WHAT THE TASK ASKS:
Of all the lines in the material, how many contain the word "adalah"? State the number alone.

Collected data entries:
##############################

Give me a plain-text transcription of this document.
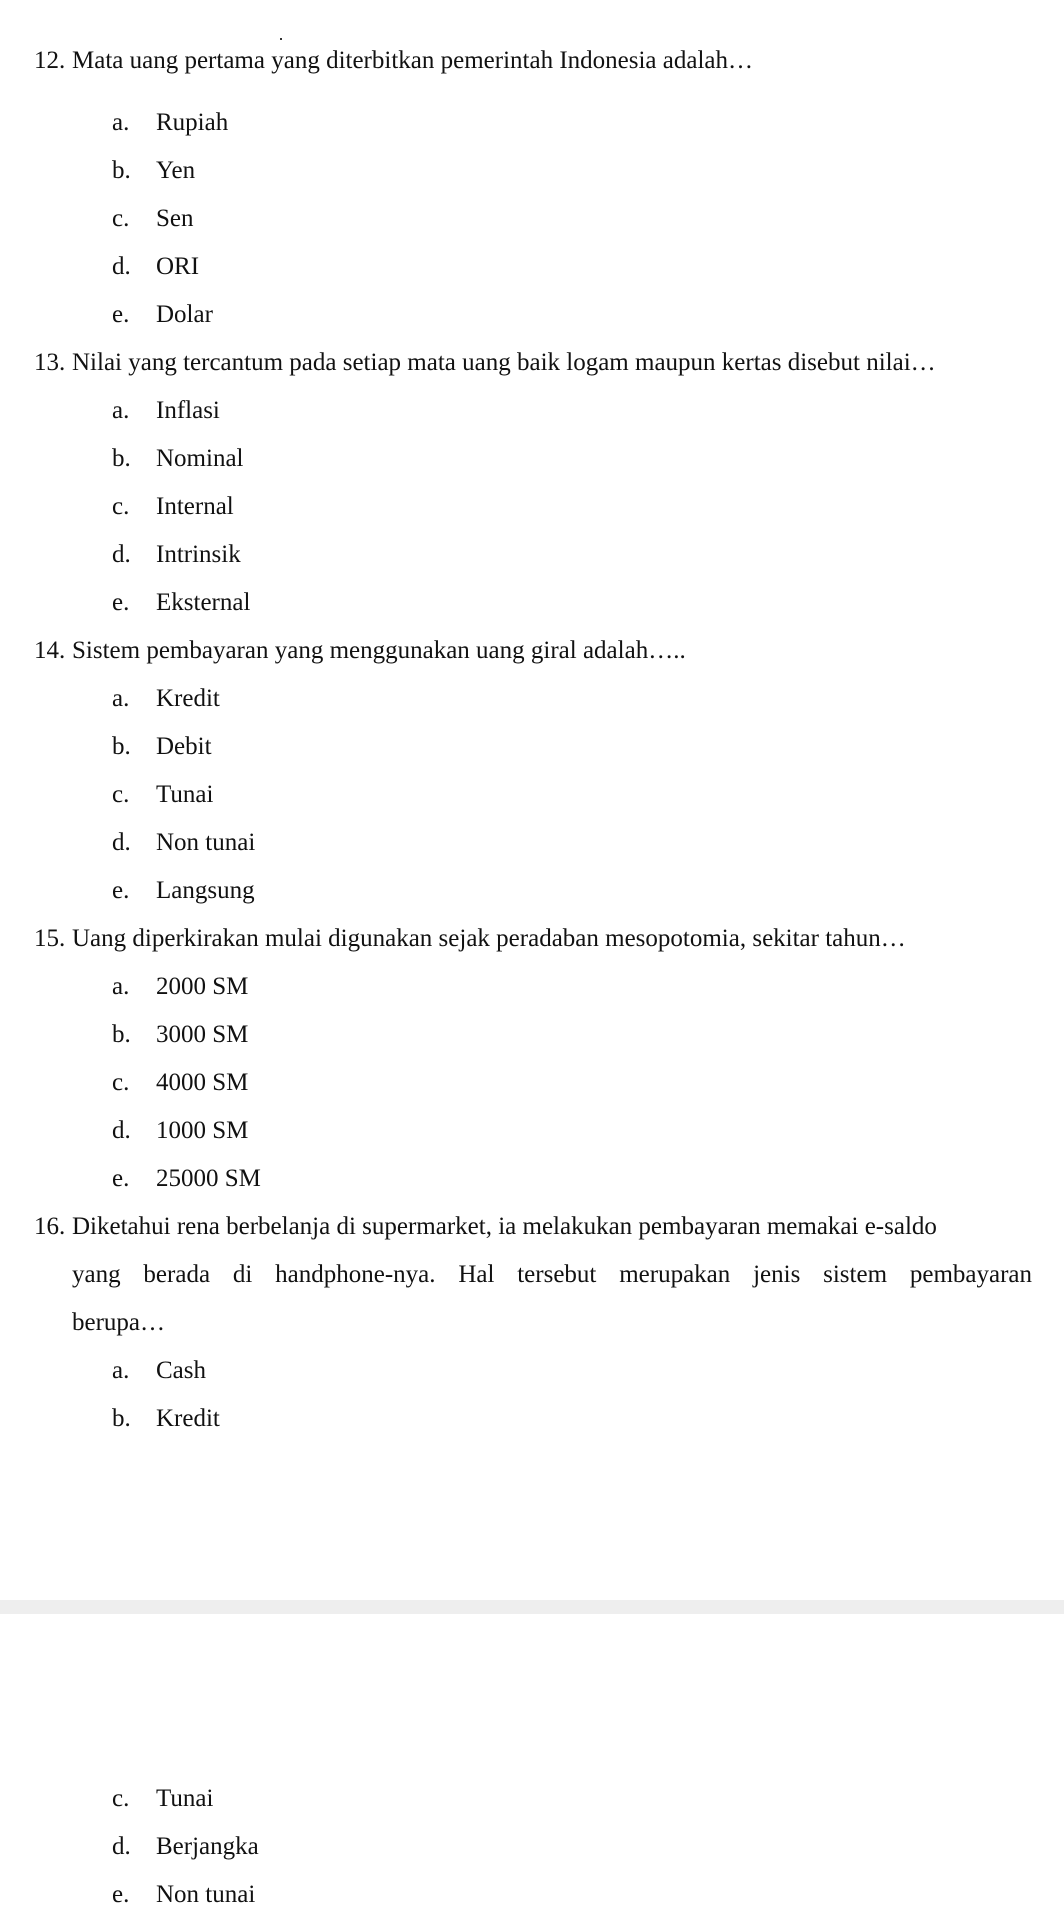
12. Mata uang pertama yang diterbitkan pemerintah Indonesia adalah…
a. Rupiah
b. Yen
c. Sen
d. ORI
e. Dolar
13. Nilai yang tercantum pada setiap mata uang baik logam maupun kertas disebut nilai…
a. Inflasi
b. Nominal
c. Internal
d. Intrinsik
e. Eksternal
14. Sistem pembayaran yang menggunakan uang giral adalah…..
a. Kredit
b. Debit
c. Tunai
d. Non tunai
e. Langsung
15. Uang diperkirakan mulai digunakan sejak peradaban mesopotomia, sekitar tahun…
a. 2000 SM
b. 3000 SM
c. 4000 SM
d. 1000 SM
e. 25000 SM
16. Diketahui rena berbelanja di supermarket, ia melakukan pembayaran memakai e-saldo
yang berada di handphone-nya. Hal tersebut merupakan jenis sistem pembayaran
berupa…
a. Cash
b. Kredit
c. Tunai
d. Berjangka
e. Non tunai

##############################

OUTPUT:
2